Set exercise: Search the listing below for the string "mais" and show each line that contains it.

Data extracted from a collection:
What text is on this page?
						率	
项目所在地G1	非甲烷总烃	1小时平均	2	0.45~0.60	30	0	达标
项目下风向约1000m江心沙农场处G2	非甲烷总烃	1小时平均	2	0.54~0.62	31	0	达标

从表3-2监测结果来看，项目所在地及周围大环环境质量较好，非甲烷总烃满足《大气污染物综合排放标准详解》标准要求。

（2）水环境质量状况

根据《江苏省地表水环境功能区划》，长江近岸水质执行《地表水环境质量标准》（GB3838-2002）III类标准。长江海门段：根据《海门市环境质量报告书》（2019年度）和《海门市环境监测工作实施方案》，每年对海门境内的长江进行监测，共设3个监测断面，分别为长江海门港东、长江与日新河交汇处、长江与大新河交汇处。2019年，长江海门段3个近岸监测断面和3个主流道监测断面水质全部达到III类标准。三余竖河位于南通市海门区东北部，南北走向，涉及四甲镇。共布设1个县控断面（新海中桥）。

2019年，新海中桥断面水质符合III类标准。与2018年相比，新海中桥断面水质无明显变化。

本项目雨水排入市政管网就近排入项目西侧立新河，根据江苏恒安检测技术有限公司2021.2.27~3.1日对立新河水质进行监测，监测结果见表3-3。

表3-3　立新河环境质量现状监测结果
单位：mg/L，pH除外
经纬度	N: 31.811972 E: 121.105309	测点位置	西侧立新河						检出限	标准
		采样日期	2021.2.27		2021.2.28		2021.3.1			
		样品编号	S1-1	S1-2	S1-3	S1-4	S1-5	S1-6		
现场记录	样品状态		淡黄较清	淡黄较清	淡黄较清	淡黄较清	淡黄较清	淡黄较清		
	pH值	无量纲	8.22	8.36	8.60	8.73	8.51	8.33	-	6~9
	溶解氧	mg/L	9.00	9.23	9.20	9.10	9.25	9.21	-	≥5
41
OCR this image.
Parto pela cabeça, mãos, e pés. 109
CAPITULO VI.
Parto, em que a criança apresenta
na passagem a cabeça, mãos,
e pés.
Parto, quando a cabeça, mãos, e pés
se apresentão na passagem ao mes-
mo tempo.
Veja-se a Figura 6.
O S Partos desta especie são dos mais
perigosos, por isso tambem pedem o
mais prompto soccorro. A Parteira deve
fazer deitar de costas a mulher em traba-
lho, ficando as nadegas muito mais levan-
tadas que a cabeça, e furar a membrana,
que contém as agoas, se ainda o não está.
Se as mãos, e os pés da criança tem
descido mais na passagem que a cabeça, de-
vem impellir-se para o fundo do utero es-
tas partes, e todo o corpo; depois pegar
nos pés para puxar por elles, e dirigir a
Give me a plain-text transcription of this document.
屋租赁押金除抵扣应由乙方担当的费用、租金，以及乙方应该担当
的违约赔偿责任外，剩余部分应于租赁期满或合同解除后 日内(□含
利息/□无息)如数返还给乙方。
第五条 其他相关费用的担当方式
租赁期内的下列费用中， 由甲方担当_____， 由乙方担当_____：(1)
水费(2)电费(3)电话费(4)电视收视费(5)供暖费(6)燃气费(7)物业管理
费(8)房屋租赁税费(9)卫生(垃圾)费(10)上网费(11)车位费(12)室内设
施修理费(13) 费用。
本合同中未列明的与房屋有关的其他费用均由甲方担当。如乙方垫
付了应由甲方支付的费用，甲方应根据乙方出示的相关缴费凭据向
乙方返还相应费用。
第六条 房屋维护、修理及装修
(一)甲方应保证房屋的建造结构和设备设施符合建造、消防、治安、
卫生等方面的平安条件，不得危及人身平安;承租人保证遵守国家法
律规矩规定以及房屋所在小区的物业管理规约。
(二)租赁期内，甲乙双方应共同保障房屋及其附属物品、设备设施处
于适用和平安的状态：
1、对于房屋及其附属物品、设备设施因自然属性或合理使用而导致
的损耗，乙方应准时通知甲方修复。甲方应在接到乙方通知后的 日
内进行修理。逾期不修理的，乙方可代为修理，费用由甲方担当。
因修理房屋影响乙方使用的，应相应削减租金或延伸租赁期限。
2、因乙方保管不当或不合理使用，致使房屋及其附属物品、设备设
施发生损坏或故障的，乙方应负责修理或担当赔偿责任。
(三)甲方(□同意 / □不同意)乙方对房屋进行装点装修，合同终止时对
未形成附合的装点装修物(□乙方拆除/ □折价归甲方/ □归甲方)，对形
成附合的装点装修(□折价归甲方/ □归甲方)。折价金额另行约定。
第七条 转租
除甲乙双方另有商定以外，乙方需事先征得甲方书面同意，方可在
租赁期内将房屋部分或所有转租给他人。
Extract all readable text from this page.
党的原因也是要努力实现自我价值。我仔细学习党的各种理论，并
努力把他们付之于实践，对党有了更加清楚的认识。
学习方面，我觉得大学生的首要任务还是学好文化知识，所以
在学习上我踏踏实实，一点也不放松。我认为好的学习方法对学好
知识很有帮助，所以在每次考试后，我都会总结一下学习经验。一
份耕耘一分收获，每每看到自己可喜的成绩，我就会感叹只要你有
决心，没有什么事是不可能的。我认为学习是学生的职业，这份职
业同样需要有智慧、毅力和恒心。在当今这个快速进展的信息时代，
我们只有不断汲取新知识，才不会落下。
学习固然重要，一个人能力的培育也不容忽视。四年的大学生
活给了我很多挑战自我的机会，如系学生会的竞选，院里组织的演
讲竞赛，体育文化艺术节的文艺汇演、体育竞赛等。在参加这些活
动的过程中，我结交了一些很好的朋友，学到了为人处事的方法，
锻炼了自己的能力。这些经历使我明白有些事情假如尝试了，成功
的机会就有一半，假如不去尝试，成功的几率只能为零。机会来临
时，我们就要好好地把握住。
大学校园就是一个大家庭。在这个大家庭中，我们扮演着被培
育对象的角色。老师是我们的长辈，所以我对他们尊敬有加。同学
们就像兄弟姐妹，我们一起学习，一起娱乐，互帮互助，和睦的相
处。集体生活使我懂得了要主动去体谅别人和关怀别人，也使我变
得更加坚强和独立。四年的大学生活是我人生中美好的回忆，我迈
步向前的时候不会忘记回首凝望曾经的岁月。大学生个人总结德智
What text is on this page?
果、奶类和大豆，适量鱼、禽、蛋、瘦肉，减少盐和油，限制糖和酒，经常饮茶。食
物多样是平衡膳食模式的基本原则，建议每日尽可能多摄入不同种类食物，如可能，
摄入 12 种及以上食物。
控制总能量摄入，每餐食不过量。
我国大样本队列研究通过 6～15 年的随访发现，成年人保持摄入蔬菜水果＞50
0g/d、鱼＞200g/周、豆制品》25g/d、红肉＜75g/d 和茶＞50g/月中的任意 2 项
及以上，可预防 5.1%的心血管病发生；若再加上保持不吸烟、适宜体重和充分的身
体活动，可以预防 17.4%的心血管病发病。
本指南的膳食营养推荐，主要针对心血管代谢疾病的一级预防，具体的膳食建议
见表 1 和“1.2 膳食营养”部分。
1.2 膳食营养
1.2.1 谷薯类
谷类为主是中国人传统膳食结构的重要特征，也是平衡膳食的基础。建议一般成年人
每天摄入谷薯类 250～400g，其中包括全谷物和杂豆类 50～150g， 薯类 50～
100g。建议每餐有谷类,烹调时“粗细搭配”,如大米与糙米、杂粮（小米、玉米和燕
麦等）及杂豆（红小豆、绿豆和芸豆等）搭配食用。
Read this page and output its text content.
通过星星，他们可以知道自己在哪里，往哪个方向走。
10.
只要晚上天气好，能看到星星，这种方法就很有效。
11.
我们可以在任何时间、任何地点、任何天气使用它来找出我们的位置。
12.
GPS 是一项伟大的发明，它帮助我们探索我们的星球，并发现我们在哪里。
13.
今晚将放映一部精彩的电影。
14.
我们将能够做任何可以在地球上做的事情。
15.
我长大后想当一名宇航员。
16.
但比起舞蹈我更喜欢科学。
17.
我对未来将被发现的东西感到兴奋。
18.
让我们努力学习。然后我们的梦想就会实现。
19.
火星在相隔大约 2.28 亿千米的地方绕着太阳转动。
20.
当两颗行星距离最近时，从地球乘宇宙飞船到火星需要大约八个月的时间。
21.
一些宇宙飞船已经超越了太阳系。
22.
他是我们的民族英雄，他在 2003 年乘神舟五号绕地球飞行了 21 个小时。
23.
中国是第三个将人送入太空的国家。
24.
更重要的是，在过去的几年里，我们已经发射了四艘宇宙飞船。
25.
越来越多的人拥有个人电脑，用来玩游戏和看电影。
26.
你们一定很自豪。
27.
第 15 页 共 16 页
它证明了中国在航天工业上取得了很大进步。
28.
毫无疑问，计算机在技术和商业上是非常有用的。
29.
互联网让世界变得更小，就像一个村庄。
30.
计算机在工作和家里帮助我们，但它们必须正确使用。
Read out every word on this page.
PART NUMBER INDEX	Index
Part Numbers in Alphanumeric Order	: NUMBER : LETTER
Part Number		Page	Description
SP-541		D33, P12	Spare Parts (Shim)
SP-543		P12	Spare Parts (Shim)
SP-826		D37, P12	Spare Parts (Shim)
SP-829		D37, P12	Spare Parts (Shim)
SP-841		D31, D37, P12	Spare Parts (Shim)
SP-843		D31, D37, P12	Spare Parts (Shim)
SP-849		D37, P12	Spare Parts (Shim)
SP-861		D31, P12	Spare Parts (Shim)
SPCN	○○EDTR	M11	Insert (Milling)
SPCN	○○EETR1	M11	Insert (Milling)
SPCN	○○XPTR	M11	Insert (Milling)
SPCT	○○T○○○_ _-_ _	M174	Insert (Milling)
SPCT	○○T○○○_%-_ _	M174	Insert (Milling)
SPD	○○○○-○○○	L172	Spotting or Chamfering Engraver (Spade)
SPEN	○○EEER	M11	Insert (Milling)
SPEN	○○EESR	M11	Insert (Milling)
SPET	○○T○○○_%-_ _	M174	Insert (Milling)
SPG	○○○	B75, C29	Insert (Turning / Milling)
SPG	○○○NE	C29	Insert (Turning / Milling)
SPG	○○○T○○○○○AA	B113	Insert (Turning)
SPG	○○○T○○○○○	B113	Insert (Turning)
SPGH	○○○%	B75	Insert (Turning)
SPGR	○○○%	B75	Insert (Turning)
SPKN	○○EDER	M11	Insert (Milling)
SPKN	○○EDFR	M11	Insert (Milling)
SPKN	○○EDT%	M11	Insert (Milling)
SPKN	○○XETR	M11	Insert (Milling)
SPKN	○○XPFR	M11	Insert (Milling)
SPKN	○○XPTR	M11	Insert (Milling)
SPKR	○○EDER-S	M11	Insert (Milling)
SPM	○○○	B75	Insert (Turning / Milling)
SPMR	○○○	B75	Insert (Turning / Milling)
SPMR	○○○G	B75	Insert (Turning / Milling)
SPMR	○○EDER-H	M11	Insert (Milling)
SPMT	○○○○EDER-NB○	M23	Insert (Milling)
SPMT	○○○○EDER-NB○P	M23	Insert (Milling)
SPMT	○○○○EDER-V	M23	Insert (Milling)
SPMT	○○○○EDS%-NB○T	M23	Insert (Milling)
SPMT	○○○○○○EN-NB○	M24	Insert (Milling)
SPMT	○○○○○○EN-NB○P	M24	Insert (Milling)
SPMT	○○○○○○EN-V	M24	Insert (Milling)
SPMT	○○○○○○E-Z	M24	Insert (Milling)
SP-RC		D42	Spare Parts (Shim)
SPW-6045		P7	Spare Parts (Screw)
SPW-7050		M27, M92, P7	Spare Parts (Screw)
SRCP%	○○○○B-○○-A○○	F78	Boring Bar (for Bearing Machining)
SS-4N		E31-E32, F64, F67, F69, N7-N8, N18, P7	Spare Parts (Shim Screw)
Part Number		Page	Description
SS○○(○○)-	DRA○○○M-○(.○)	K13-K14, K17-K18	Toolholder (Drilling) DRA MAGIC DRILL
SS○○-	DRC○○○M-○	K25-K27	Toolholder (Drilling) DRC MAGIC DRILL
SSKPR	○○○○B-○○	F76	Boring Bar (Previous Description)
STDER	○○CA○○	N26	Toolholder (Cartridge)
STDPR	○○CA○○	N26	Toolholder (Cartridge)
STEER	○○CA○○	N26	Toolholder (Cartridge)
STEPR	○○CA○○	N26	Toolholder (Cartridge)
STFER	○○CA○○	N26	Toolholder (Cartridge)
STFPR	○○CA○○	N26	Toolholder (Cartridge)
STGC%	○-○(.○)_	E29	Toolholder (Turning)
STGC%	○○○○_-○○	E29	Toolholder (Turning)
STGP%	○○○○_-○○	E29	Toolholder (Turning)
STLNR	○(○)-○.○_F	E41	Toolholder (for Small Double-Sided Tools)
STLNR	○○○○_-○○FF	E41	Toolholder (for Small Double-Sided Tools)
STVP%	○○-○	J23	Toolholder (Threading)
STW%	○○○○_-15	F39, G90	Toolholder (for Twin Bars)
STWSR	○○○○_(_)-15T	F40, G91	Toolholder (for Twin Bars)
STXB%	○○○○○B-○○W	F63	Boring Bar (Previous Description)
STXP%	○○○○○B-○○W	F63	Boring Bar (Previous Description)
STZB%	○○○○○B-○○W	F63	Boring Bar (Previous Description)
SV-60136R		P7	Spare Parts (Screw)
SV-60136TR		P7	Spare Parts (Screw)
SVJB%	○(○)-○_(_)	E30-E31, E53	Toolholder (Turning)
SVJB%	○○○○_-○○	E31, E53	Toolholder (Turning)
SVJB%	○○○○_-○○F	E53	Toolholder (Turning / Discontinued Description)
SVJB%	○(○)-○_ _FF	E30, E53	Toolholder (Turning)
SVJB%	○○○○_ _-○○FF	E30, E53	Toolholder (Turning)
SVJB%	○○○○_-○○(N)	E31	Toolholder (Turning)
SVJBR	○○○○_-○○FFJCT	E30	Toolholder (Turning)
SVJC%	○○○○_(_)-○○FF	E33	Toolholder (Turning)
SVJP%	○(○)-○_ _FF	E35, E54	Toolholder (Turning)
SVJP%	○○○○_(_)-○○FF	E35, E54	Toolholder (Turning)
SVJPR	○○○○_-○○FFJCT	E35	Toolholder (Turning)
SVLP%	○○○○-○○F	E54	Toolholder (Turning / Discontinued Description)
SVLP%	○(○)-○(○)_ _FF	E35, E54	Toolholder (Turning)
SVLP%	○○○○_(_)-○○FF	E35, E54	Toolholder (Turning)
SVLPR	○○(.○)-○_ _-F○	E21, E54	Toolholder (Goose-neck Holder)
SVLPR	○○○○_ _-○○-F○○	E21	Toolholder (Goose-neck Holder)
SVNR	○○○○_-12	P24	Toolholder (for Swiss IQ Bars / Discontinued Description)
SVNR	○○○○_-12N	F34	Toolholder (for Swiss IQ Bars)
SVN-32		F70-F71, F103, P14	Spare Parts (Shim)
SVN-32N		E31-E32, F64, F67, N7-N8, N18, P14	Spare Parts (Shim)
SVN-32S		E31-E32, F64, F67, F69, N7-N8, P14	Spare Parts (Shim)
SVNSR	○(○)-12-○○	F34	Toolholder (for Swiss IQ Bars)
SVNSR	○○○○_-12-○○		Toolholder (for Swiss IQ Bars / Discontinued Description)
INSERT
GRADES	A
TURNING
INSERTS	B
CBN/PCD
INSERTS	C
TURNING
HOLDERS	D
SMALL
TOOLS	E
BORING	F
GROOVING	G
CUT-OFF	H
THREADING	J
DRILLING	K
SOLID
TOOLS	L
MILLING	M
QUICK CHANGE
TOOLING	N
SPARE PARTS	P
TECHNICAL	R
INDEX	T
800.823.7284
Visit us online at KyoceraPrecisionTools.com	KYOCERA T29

Expected output:
O S Partos desta especie são dos mais
mais prompto soccorro. A Parteira deve
lho, ficando as nadegas muito mais levan-
descido mais na passagem que a cabeça, de-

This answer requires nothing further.